Every line below that contains "Главный" is to be copied.

Data entries for graphics:

================

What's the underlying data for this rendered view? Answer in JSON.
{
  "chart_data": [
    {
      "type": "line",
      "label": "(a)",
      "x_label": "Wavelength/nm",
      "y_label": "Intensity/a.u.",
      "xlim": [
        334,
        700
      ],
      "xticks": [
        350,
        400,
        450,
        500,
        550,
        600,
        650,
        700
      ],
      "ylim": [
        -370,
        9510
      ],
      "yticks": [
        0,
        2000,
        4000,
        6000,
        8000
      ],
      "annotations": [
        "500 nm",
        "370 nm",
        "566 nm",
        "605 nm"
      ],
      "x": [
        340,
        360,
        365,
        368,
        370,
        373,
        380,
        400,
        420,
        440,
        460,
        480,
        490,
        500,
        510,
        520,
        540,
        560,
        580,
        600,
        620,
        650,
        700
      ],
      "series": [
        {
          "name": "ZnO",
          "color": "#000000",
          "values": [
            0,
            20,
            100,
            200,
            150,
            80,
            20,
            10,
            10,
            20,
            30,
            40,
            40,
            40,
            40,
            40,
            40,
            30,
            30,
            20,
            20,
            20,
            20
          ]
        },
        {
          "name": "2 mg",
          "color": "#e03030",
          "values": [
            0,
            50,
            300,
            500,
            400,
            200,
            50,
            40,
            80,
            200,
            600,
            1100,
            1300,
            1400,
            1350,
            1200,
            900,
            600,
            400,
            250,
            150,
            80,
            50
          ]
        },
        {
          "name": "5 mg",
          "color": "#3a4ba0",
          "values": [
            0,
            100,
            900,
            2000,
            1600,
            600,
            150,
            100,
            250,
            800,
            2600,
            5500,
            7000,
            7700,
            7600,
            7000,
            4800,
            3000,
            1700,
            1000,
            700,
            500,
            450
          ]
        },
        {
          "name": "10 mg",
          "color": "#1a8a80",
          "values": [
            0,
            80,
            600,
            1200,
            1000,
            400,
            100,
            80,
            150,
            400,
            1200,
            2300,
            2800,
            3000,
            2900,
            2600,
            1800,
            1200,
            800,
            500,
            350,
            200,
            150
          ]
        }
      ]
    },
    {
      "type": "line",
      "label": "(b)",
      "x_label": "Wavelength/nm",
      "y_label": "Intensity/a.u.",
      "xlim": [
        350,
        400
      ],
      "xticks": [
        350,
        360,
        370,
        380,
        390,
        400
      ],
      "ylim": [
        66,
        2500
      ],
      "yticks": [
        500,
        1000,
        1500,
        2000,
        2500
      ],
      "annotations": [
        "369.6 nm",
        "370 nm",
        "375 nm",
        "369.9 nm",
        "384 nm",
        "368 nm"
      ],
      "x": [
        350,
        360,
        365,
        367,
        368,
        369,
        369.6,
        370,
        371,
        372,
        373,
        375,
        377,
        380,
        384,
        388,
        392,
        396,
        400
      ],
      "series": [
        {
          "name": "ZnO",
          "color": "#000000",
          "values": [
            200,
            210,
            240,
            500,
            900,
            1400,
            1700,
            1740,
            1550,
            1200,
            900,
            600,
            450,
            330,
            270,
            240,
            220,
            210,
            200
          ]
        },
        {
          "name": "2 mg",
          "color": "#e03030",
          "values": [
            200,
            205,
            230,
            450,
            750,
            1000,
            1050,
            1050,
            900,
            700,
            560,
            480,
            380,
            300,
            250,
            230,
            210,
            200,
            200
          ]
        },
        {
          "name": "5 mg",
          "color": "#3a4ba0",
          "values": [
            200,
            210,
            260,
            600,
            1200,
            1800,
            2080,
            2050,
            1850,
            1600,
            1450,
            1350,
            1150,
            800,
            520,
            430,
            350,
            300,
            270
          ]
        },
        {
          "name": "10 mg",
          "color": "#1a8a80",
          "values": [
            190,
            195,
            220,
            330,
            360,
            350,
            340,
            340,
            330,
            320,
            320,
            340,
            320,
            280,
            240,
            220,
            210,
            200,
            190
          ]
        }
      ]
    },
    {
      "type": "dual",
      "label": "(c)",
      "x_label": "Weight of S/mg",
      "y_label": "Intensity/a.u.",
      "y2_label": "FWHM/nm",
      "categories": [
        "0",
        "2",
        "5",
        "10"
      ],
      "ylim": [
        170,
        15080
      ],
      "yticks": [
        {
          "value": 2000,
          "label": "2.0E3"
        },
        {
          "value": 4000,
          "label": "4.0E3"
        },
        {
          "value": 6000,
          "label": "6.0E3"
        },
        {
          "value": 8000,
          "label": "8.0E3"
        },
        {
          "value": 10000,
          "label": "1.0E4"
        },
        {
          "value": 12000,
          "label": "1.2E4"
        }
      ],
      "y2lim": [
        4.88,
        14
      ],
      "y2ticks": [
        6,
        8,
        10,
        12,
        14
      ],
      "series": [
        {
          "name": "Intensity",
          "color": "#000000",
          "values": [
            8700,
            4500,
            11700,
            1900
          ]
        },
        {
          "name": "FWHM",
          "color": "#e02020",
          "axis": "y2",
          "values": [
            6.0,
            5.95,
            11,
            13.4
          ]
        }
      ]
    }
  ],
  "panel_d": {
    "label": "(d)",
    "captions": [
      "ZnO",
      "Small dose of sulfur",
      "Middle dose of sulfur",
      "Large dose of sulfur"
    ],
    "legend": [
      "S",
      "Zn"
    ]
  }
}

================

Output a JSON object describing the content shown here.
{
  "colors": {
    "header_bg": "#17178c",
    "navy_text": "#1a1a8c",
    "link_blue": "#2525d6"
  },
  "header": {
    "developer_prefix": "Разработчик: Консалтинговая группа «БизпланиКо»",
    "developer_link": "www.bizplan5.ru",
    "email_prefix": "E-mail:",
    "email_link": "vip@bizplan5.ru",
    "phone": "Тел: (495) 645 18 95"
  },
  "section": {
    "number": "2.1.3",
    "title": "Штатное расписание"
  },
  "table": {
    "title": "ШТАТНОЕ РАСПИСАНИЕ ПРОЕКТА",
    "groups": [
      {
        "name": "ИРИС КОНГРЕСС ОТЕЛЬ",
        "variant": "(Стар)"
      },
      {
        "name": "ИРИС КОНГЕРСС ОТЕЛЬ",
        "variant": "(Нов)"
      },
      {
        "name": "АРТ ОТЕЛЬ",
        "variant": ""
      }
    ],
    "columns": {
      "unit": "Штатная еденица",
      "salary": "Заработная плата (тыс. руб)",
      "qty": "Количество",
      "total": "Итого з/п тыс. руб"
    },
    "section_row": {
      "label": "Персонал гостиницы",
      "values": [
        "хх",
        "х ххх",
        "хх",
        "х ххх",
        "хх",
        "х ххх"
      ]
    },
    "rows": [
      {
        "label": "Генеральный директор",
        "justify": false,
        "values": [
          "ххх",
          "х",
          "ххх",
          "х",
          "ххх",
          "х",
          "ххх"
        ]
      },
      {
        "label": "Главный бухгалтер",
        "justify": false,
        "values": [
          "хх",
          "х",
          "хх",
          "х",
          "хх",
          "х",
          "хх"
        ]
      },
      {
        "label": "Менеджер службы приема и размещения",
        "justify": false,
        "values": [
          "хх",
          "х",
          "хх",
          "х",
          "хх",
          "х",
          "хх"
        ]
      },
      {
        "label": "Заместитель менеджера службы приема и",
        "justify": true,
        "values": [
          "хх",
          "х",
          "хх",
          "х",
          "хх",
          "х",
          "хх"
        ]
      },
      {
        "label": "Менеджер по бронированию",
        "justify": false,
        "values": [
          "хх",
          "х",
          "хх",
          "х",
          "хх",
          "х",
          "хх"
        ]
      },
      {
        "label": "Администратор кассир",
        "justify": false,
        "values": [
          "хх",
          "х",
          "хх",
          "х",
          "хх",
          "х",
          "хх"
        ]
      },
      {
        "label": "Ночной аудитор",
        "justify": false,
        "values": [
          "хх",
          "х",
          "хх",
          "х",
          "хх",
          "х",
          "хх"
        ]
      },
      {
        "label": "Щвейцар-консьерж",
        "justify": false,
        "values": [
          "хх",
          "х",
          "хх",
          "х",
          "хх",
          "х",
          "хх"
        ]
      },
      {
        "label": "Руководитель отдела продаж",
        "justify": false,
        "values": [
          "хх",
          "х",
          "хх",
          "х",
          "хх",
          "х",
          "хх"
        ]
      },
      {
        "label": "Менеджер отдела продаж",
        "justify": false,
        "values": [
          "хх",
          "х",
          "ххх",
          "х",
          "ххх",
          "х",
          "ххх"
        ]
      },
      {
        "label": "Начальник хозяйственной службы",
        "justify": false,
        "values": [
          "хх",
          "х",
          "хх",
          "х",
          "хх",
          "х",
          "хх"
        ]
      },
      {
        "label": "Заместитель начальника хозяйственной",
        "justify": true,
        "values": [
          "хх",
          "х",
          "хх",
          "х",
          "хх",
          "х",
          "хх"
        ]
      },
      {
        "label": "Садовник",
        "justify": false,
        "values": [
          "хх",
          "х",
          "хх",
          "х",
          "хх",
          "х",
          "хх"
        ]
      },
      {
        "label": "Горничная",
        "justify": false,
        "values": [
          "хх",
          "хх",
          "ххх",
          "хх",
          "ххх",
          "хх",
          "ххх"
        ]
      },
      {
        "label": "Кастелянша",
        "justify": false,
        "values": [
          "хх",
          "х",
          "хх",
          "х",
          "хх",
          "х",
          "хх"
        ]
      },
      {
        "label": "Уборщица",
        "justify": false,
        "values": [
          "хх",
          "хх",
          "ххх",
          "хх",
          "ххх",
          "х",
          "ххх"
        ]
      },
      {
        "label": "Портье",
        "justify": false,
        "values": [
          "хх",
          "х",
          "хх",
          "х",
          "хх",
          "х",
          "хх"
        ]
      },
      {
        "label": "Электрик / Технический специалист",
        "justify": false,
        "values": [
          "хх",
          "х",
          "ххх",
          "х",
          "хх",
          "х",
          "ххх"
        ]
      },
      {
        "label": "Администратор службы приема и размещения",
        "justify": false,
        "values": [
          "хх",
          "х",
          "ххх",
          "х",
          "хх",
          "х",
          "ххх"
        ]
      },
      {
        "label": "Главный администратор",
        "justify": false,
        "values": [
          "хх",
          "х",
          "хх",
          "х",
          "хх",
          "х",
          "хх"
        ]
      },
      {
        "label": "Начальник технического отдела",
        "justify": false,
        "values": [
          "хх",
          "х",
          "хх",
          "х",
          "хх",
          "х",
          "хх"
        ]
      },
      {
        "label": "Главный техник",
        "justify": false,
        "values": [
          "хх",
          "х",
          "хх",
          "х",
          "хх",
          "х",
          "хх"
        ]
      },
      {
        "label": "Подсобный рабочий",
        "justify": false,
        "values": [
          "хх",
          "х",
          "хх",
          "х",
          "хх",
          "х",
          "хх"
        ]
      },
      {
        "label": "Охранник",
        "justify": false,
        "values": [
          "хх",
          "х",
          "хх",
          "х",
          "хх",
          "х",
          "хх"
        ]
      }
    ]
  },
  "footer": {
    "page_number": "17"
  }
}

================

FINISHED EXERCISE:
        "label": "Главный бухгалтер",
        "label": "Главный администратор",
        "label": "Главный техник",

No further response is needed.